Extracted data entries ->

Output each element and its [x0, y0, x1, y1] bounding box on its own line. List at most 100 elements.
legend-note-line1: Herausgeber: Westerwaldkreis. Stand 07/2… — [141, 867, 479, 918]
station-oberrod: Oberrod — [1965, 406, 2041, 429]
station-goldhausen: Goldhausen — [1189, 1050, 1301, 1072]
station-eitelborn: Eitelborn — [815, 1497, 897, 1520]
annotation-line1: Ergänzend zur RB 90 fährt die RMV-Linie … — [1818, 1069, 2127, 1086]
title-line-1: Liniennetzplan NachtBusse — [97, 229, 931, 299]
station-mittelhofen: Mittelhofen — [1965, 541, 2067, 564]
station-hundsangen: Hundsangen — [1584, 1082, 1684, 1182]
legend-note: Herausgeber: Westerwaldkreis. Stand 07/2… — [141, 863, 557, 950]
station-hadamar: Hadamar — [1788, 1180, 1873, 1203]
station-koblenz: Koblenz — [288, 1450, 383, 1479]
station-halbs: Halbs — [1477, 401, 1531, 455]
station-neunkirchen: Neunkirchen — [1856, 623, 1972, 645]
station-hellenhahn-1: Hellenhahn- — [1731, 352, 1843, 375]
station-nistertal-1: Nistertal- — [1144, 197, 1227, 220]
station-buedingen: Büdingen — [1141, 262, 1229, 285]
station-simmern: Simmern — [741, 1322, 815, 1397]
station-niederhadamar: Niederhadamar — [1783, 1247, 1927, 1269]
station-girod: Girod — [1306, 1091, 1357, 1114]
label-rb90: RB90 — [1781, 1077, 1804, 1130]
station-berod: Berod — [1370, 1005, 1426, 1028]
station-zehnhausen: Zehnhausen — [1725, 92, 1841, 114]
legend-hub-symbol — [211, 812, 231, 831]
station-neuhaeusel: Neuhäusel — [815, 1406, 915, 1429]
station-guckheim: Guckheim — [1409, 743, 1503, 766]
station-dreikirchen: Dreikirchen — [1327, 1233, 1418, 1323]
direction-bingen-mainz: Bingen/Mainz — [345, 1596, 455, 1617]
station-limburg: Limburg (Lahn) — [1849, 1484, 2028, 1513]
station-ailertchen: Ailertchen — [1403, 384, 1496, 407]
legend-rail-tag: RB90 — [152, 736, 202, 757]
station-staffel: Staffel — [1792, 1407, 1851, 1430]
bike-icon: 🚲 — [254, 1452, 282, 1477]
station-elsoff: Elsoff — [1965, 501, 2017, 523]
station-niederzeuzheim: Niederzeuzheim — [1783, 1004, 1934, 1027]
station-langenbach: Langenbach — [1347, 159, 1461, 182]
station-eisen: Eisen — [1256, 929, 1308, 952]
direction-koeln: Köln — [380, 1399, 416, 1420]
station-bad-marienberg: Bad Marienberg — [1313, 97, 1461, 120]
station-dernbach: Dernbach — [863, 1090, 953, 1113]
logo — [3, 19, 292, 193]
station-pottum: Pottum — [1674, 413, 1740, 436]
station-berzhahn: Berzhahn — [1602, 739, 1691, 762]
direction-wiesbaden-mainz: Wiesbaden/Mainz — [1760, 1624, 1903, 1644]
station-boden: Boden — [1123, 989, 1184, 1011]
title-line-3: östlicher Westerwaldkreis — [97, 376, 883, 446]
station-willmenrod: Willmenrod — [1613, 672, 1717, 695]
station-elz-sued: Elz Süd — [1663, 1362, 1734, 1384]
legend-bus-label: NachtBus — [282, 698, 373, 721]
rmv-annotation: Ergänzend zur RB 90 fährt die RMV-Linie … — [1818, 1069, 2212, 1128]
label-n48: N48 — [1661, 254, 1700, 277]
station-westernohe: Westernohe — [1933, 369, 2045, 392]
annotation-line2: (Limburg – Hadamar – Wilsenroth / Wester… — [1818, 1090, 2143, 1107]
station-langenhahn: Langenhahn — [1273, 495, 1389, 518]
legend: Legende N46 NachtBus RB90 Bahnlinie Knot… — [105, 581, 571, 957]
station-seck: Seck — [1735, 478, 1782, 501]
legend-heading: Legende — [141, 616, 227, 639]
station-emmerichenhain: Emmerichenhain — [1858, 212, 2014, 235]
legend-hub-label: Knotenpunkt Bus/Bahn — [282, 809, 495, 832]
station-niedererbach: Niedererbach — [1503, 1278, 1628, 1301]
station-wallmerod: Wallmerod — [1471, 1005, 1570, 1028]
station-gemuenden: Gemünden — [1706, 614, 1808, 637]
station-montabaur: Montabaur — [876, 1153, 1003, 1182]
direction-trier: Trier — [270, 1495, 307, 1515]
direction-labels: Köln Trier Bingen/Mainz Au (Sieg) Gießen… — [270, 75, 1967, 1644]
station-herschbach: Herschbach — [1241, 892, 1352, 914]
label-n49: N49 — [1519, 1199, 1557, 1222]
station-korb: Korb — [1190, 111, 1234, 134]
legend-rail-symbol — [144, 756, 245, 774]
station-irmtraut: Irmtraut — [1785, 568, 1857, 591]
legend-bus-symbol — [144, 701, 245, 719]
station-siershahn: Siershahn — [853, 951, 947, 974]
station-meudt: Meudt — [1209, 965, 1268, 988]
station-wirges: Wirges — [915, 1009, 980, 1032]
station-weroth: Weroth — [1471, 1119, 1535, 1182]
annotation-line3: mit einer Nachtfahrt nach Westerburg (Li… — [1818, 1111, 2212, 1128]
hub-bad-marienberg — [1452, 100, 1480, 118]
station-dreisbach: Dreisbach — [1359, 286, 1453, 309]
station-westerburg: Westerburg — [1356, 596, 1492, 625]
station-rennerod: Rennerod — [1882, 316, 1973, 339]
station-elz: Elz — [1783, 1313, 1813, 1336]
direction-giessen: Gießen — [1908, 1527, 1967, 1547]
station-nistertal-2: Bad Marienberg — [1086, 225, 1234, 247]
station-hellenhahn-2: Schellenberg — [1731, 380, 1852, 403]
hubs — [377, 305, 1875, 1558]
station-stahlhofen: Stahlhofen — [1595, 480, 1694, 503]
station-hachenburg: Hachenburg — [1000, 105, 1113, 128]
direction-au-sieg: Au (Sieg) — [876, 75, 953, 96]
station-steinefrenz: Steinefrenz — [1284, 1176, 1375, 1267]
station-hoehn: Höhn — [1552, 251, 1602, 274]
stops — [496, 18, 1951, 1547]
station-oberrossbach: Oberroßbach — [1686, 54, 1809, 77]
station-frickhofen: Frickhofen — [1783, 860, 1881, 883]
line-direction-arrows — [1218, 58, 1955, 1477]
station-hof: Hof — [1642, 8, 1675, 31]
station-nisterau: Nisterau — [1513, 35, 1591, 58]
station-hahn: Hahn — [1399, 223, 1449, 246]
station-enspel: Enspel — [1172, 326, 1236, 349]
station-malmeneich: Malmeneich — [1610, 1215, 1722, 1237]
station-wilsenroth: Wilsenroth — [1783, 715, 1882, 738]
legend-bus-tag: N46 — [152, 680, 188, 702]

WHAT TO WORK ON -> Reproduce every line of the records above word for word.

COMPLETED TASK ->
Output each element and its [x0, y0, x1, y1] bounding box on its own line. List at most 100 elements.
legend-note-line1: Herausgeber: Westerwaldkreis. Stand 07/2… — [141, 867, 479, 918]
station-oberrod: Oberrod — [1965, 406, 2041, 429]
station-goldhausen: Goldhausen — [1189, 1050, 1301, 1072]
station-eitelborn: Eitelborn — [815, 1497, 897, 1520]
annotation-line1: Ergänzend zur RB 90 fährt die RMV-Linie … — [1818, 1069, 2127, 1086]
title-line-1: Liniennetzplan NachtBusse — [97, 229, 931, 299]
station-mittelhofen: Mittelhofen — [1965, 541, 2067, 564]
station-hundsangen: Hundsangen — [1584, 1082, 1684, 1182]
legend-note: Herausgeber: Westerwaldkreis. Stand 07/2… — [141, 863, 557, 950]
station-hadamar: Hadamar — [1788, 1180, 1873, 1203]
station-koblenz: Koblenz — [288, 1450, 383, 1479]
station-halbs: Halbs — [1477, 401, 1531, 455]
station-neunkirchen: Neunkirchen — [1856, 623, 1972, 645]
station-hellenhahn-1: Hellenhahn- — [1731, 352, 1843, 375]
station-nistertal-1: Nistertal- — [1144, 197, 1227, 220]
station-buedingen: Büdingen — [1141, 262, 1229, 285]
station-simmern: Simmern — [741, 1322, 815, 1397]
station-niederhadamar: Niederhadamar — [1783, 1247, 1927, 1269]
station-girod: Girod — [1306, 1091, 1357, 1114]
label-rb90: RB90 — [1781, 1077, 1804, 1130]
station-berod: Berod — [1370, 1005, 1426, 1028]
station-zehnhausen: Zehnhausen — [1725, 92, 1841, 114]
legend-hub-symbol — [211, 812, 231, 831]
station-neuhaeusel: Neuhäusel — [815, 1406, 915, 1429]
station-guckheim: Guckheim — [1409, 743, 1503, 766]
station-dreikirchen: Dreikirchen — [1327, 1233, 1418, 1323]
direction-bingen-mainz: Bingen/Mainz — [345, 1596, 455, 1617]
station-limburg: Limburg (Lahn) — [1849, 1484, 2028, 1513]
station-ailertchen: Ailertchen — [1403, 384, 1496, 407]
legend-rail-tag: RB90 — [152, 736, 202, 757]
station-staffel: Staffel — [1792, 1407, 1851, 1430]
bike-icon: 🚲 — [254, 1452, 282, 1477]
station-elsoff: Elsoff — [1965, 501, 2017, 523]
station-niederzeuzheim: Niederzeuzheim — [1783, 1004, 1934, 1027]
station-langenbach: Langenbach — [1347, 159, 1461, 182]
station-eisen: Eisen — [1256, 929, 1308, 952]
direction-koeln: Köln — [380, 1399, 416, 1420]
station-bad-marienberg: Bad Marienberg — [1313, 97, 1461, 120]
station-dernbach: Dernbach — [863, 1090, 953, 1113]
logo — [3, 19, 292, 193]
station-pottum: Pottum — [1674, 413, 1740, 436]
station-berzhahn: Berzhahn — [1602, 739, 1691, 762]
direction-wiesbaden-mainz: Wiesbaden/Mainz — [1760, 1624, 1903, 1644]
station-boden: Boden — [1123, 989, 1184, 1011]
title-line-3: östlicher Westerwaldkreis — [97, 376, 883, 446]
station-willmenrod: Willmenrod — [1613, 672, 1717, 695]
station-elz-sued: Elz Süd — [1663, 1362, 1734, 1384]
legend-bus-label: NachtBus — [282, 698, 373, 721]
rmv-annotation: Ergänzend zur RB 90 fährt die RMV-Linie … — [1818, 1069, 2212, 1128]
label-n48: N48 — [1661, 254, 1700, 277]
station-westernohe: Westernohe — [1933, 369, 2045, 392]
annotation-line2: (Limburg – Hadamar – Wilsenroth / Wester… — [1818, 1090, 2143, 1107]
station-langenhahn: Langenhahn — [1273, 495, 1389, 518]
legend: Legende N46 NachtBus RB90 Bahnlinie Knot… — [105, 581, 571, 957]
station-seck: Seck — [1735, 478, 1782, 501]
legend-heading: Legende — [141, 616, 227, 639]
station-emmerichenhain: Emmerichenhain — [1858, 212, 2014, 235]
legend-hub-label: Knotenpunkt Bus/Bahn — [282, 809, 495, 832]
station-niedererbach: Niedererbach — [1503, 1278, 1628, 1301]
station-wallmerod: Wallmerod — [1471, 1005, 1570, 1028]
station-gemuenden: Gemünden — [1706, 614, 1808, 637]
station-montabaur: Montabaur — [876, 1153, 1003, 1182]
direction-trier: Trier — [270, 1495, 307, 1515]
direction-labels: Köln Trier Bingen/Mainz Au (Sieg) Gießen… — [270, 75, 1967, 1644]
station-herschbach: Herschbach — [1241, 892, 1352, 914]
label-n49: N49 — [1519, 1199, 1557, 1222]
station-korb: Korb — [1190, 111, 1234, 134]
legend-rail-symbol — [144, 756, 245, 774]
station-irmtraut: Irmtraut — [1785, 568, 1857, 591]
legend-bus-symbol — [144, 701, 245, 719]
station-siershahn: Siershahn — [853, 951, 947, 974]
station-meudt: Meudt — [1209, 965, 1268, 988]
station-wirges: Wirges — [915, 1009, 980, 1032]
station-weroth: Weroth — [1471, 1119, 1535, 1182]
annotation-line3: mit einer Nachtfahrt nach Westerburg (Li… — [1818, 1111, 2212, 1128]
hub-bad-marienberg — [1452, 100, 1480, 118]
station-dreisbach: Dreisbach — [1359, 286, 1453, 309]
station-westerburg: Westerburg — [1356, 596, 1492, 625]
station-rennerod: Rennerod — [1882, 316, 1973, 339]
station-elz: Elz — [1783, 1313, 1813, 1336]
direction-giessen: Gießen — [1908, 1527, 1967, 1547]
station-nistertal-2: Bad Marienberg — [1086, 225, 1234, 247]
station-hellenhahn-2: Schellenberg — [1731, 380, 1852, 403]
hubs — [377, 305, 1875, 1558]
station-stahlhofen: Stahlhofen — [1595, 480, 1694, 503]
station-hachenburg: Hachenburg — [1000, 105, 1113, 128]
direction-au-sieg: Au (Sieg) — [876, 75, 953, 96]
station-steinefrenz: Steinefrenz — [1284, 1176, 1375, 1267]
station-hoehn: Höhn — [1552, 251, 1602, 274]
stops — [496, 18, 1951, 1547]
station-oberrossbach: Oberroßbach — [1686, 54, 1809, 77]
station-frickhofen: Frickhofen — [1783, 860, 1881, 883]
line-direction-arrows — [1218, 58, 1955, 1477]
station-hof: Hof — [1642, 8, 1675, 31]
station-nisterau: Nisterau — [1513, 35, 1591, 58]
station-hahn: Hahn — [1399, 223, 1449, 246]
station-enspel: Enspel — [1172, 326, 1236, 349]
station-malmeneich: Malmeneich — [1610, 1215, 1722, 1237]
station-wilsenroth: Wilsenroth — [1783, 715, 1882, 738]
legend-bus-tag: N46 — [152, 680, 188, 702]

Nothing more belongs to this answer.